>> BEGIN LISTED RECORDS
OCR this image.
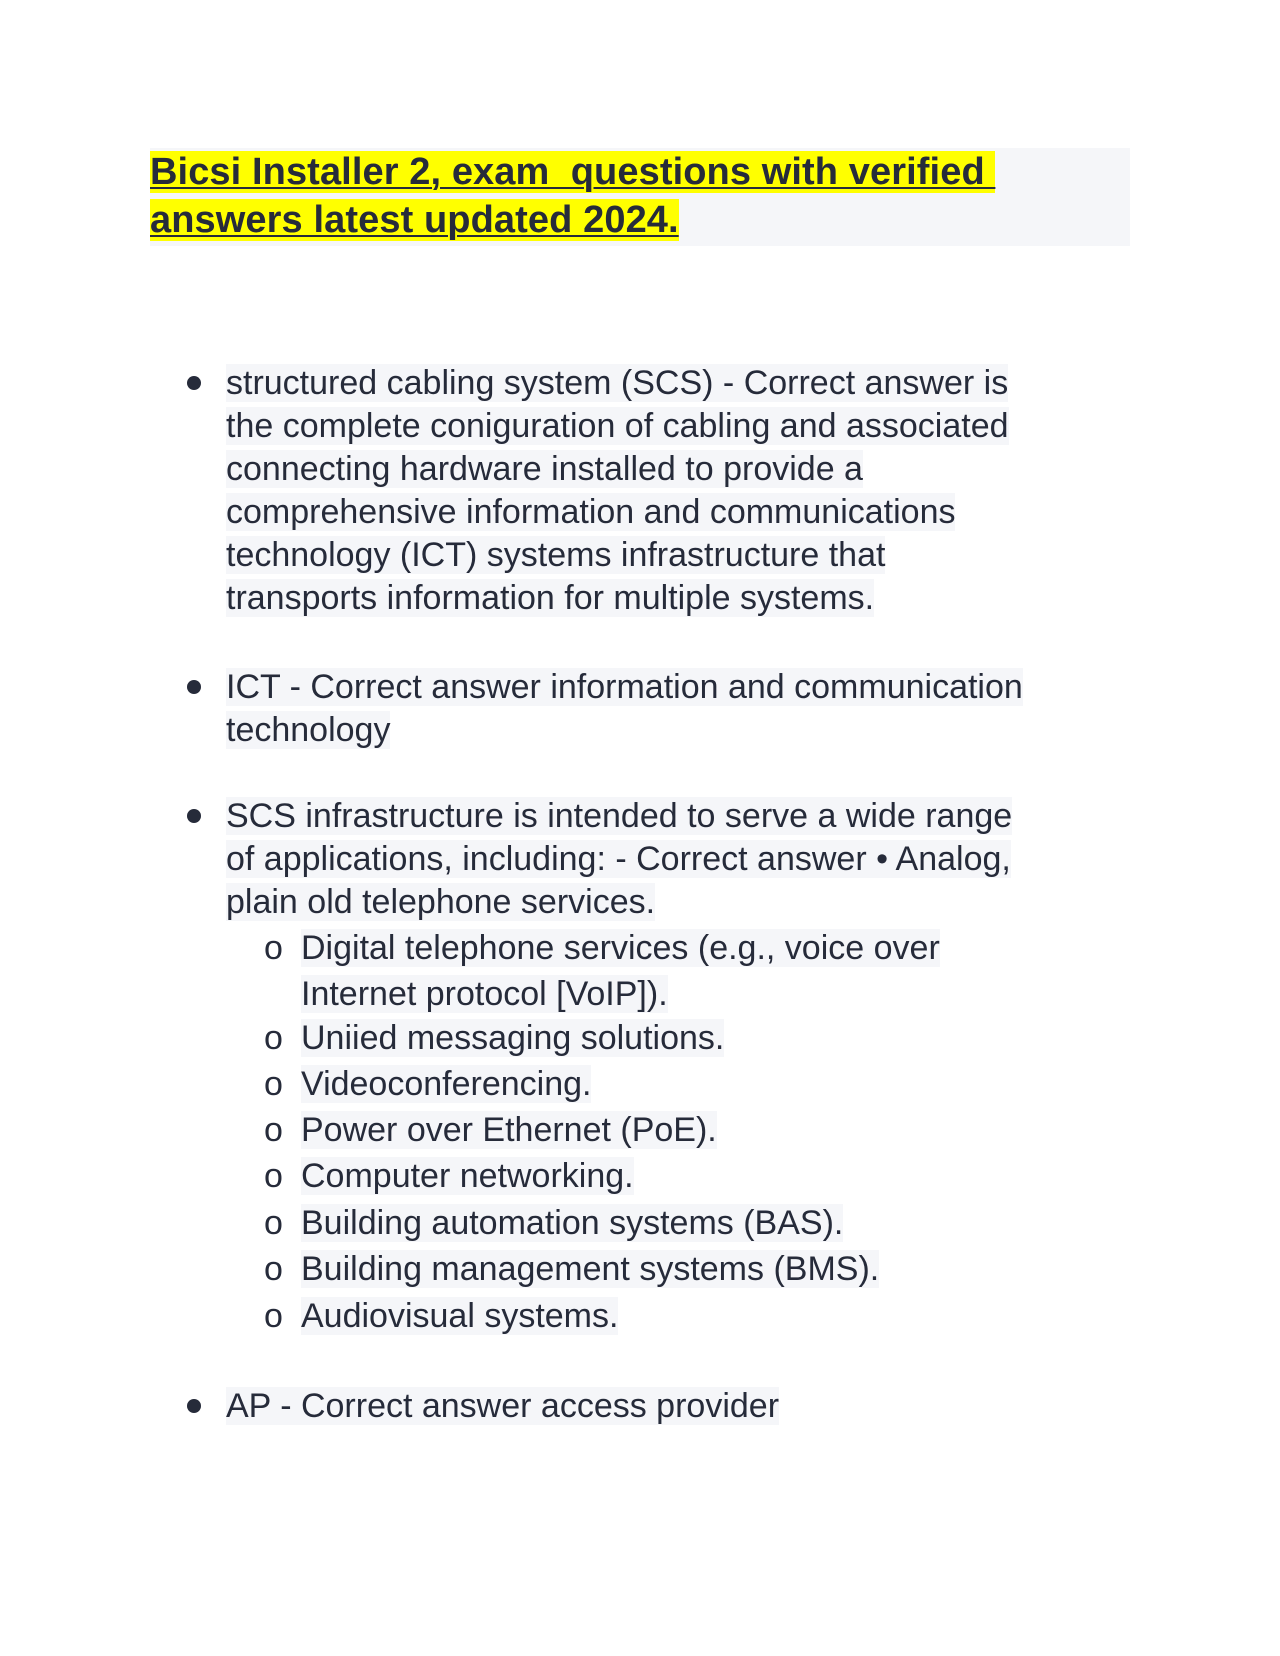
Bicsi Installer 2, exam  questions with verified
answers latest updated 2024.
structured cabling system (SCS) - Correct answer is
the complete coniguration of cabling and associated
connecting hardware installed to provide a
comprehensive information and communications
technology (ICT) systems infrastructure that
transports information for multiple systems.
ICT - Correct answer information and communication
technology
SCS infrastructure is intended to serve a wide range
of applications, including: - Correct answer • Analog,
plain old telephone services.
o Digital telephone services (e.g., voice over
Internet protocol [VoIP]).
o Uniied messaging solutions.
o Videoconferencing.
o Power over Ethernet (PoE).
o Computer networking.
o Building automation systems (BAS).
o Building management systems (BMS).
o Audiovisual systems.
AP - Correct answer access provider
>> END LISTED RECORDS
▶ [SHORT PROBLEM] Make an exact copy of the data above, pictures excluded.

▶ [TASK RESULT]
OCR this image.
Bicsi Installer 2, exam  questions with verified
answers latest updated 2024.
structured cabling system (SCS) - Correct answer is
the complete coniguration of cabling and associated
connecting hardware installed to provide a
comprehensive information and communications
technology (ICT) systems infrastructure that
transports information for multiple systems.
ICT - Correct answer information and communication
technology
SCS infrastructure is intended to serve a wide range
of applications, including: - Correct answer • Analog,
plain old telephone services.
o Digital telephone services (e.g., voice over
Internet protocol [VoIP]).
o Uniied messaging solutions.
o Videoconferencing.
o Power over Ethernet (PoE).
o Computer networking.
o Building automation systems (BAS).
o Building management systems (BMS).
o Audiovisual systems.
AP - Correct answer access provider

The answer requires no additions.